• [WHAT YOU NEED TO DO]
Write down every entry below once more, exactly.

• [GIVEN ENTRIES]
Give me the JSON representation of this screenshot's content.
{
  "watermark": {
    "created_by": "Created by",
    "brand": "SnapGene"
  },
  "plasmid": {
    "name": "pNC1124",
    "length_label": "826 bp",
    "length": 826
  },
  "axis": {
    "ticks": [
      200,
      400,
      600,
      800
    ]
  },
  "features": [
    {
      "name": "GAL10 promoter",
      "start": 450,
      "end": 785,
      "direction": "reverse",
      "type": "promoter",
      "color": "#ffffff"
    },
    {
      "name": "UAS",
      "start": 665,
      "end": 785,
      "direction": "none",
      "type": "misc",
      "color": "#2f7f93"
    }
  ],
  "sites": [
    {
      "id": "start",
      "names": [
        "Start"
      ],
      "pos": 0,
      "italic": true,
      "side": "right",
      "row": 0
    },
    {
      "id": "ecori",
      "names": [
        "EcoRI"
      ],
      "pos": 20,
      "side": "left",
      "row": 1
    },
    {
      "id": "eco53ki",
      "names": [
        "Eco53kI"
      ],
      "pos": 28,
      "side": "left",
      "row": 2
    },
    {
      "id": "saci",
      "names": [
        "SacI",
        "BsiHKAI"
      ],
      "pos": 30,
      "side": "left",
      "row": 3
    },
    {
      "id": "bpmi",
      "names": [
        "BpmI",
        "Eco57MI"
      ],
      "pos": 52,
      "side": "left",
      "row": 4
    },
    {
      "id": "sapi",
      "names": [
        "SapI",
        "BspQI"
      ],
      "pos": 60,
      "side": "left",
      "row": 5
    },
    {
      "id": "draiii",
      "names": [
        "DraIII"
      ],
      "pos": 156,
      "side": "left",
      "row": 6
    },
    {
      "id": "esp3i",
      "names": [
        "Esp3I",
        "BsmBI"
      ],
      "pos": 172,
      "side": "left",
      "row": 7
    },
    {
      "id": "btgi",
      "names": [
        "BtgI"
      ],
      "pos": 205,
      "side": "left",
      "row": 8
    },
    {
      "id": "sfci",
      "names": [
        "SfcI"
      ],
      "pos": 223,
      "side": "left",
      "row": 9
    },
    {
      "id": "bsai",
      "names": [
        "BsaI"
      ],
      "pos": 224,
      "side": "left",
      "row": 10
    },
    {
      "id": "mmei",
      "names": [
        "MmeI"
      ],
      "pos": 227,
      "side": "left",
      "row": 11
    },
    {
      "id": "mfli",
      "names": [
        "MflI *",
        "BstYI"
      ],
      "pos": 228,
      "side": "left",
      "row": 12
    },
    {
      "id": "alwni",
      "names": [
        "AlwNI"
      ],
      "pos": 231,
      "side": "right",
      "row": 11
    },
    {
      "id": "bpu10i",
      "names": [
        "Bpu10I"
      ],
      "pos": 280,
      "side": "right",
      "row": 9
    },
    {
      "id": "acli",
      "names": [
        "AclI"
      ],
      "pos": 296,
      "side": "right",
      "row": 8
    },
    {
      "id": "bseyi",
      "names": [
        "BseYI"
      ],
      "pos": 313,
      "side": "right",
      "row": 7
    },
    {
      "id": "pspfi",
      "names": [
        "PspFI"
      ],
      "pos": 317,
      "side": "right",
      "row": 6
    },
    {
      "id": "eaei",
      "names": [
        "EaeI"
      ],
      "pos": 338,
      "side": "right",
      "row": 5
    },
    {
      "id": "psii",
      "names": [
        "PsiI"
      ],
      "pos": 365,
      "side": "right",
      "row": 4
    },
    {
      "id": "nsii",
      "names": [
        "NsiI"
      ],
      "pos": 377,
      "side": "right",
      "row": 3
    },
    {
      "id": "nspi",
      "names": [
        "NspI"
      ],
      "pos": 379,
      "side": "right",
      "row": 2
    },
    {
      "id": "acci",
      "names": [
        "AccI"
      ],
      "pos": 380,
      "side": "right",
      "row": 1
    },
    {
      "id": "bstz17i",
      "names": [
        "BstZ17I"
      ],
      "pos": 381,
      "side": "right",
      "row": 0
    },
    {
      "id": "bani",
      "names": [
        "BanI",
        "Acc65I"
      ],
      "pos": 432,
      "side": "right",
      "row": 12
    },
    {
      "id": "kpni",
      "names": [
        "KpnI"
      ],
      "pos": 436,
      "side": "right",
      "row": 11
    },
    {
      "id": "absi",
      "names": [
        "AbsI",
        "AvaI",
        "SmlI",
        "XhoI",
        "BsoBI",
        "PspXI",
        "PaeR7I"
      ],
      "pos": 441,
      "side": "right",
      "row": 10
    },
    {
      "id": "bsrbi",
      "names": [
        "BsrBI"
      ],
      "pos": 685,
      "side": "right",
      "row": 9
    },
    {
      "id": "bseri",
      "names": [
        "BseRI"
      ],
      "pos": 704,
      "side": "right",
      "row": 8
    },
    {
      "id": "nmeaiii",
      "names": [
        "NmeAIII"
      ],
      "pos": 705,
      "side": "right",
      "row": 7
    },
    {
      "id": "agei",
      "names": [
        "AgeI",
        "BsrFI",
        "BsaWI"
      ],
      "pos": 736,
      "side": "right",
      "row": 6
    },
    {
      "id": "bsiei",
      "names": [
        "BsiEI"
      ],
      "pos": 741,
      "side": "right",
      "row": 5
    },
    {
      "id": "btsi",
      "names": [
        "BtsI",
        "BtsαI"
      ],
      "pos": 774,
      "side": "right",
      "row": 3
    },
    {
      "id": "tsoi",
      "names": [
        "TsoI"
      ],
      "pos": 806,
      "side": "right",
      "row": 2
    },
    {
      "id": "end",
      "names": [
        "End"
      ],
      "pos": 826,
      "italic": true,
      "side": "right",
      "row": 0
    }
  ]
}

• [FINISHED TASK]
Give me the JSON representation of this screenshot's content.
{
  "watermark": {
    "created_by": "Created by",
    "brand": "SnapGene"
  },
  "plasmid": {
    "name": "pNC1124",
    "length_label": "826 bp",
    "length": 826
  },
  "axis": {
    "ticks": [
      200,
      400,
      600,
      800
    ]
  },
  "features": [
    {
      "name": "GAL10 promoter",
      "start": 450,
      "end": 785,
      "direction": "reverse",
      "type": "promoter",
      "color": "#ffffff"
    },
    {
      "name": "UAS",
      "start": 665,
      "end": 785,
      "direction": "none",
      "type": "misc",
      "color": "#2f7f93"
    }
  ],
  "sites": [
    {
      "id": "start",
      "names": [
        "Start"
      ],
      "pos": 0,
      "italic": true,
      "side": "right",
      "row": 0
    },
    {
      "id": "ecori",
      "names": [
        "EcoRI"
      ],
      "pos": 20,
      "side": "left",
      "row": 1
    },
    {
      "id": "eco53ki",
      "names": [
        "Eco53kI"
      ],
      "pos": 28,
      "side": "left",
      "row": 2
    },
    {
      "id": "saci",
      "names": [
        "SacI",
        "BsiHKAI"
      ],
      "pos": 30,
      "side": "left",
      "row": 3
    },
    {
      "id": "bpmi",
      "names": [
        "BpmI",
        "Eco57MI"
      ],
      "pos": 52,
      "side": "left",
      "row": 4
    },
    {
      "id": "sapi",
      "names": [
        "SapI",
        "BspQI"
      ],
      "pos": 60,
      "side": "left",
      "row": 5
    },
    {
      "id": "draiii",
      "names": [
        "DraIII"
      ],
      "pos": 156,
      "side": "left",
      "row": 6
    },
    {
      "id": "esp3i",
      "names": [
        "Esp3I",
        "BsmBI"
      ],
      "pos": 172,
      "side": "left",
      "row": 7
    },
    {
      "id": "btgi",
      "names": [
        "BtgI"
      ],
      "pos": 205,
      "side": "left",
      "row": 8
    },
    {
      "id": "sfci",
      "names": [
        "SfcI"
      ],
      "pos": 223,
      "side": "left",
      "row": 9
    },
    {
      "id": "bsai",
      "names": [
        "BsaI"
      ],
      "pos": 224,
      "side": "left",
      "row": 10
    },
    {
      "id": "mmei",
      "names": [
        "MmeI"
      ],
      "pos": 227,
      "side": "left",
      "row": 11
    },
    {
      "id": "mfli",
      "names": [
        "MflI *",
        "BstYI"
      ],
      "pos": 228,
      "side": "left",
      "row": 12
    },
    {
      "id": "alwni",
      "names": [
        "AlwNI"
      ],
      "pos": 231,
      "side": "right",
      "row": 11
    },
    {
      "id": "bpu10i",
      "names": [
        "Bpu10I"
      ],
      "pos": 280,
      "side": "right",
      "row": 9
    },
    {
      "id": "acli",
      "names": [
        "AclI"
      ],
      "pos": 296,
      "side": "right",
      "row": 8
    },
    {
      "id": "bseyi",
      "names": [
        "BseYI"
      ],
      "pos": 313,
      "side": "right",
      "row": 7
    },
    {
      "id": "pspfi",
      "names": [
        "PspFI"
      ],
      "pos": 317,
      "side": "right",
      "row": 6
    },
    {
      "id": "eaei",
      "names": [
        "EaeI"
      ],
      "pos": 338,
      "side": "right",
      "row": 5
    },
    {
      "id": "psii",
      "names": [
        "PsiI"
      ],
      "pos": 365,
      "side": "right",
      "row": 4
    },
    {
      "id": "nsii",
      "names": [
        "NsiI"
      ],
      "pos": 377,
      "side": "right",
      "row": 3
    },
    {
      "id": "nspi",
      "names": [
        "NspI"
      ],
      "pos": 379,
      "side": "right",
      "row": 2
    },
    {
      "id": "acci",
      "names": [
        "AccI"
      ],
      "pos": 380,
      "side": "right",
      "row": 1
    },
    {
      "id": "bstz17i",
      "names": [
        "BstZ17I"
      ],
      "pos": 381,
      "side": "right",
      "row": 0
    },
    {
      "id": "bani",
      "names": [
        "BanI",
        "Acc65I"
      ],
      "pos": 432,
      "side": "right",
      "row": 12
    },
    {
      "id": "kpni",
      "names": [
        "KpnI"
      ],
      "pos": 436,
      "side": "right",
      "row": 11
    },
    {
      "id": "absi",
      "names": [
        "AbsI",
        "AvaI",
        "SmlI",
        "XhoI",
        "BsoBI",
        "PspXI",
        "PaeR7I"
      ],
      "pos": 441,
      "side": "right",
      "row": 10
    },
    {
      "id": "bsrbi",
      "names": [
        "BsrBI"
      ],
      "pos": 685,
      "side": "right",
      "row": 9
    },
    {
      "id": "bseri",
      "names": [
        "BseRI"
      ],
      "pos": 704,
      "side": "right",
      "row": 8
    },
    {
      "id": "nmeaiii",
      "names": [
        "NmeAIII"
      ],
      "pos": 705,
      "side": "right",
      "row": 7
    },
    {
      "id": "agei",
      "names": [
        "AgeI",
        "BsrFI",
        "BsaWI"
      ],
      "pos": 736,
      "side": "right",
      "row": 6
    },
    {
      "id": "bsiei",
      "names": [
        "BsiEI"
      ],
      "pos": 741,
      "side": "right",
      "row": 5
    },
    {
      "id": "btsi",
      "names": [
        "BtsI",
        "BtsαI"
      ],
      "pos": 774,
      "side": "right",
      "row": 3
    },
    {
      "id": "tsoi",
      "names": [
        "TsoI"
      ],
      "pos": 806,
      "side": "right",
      "row": 2
    },
    {
      "id": "end",
      "names": [
        "End"
      ],
      "pos": 826,
      "italic": true,
      "side": "right",
      "row": 0
    }
  ]
}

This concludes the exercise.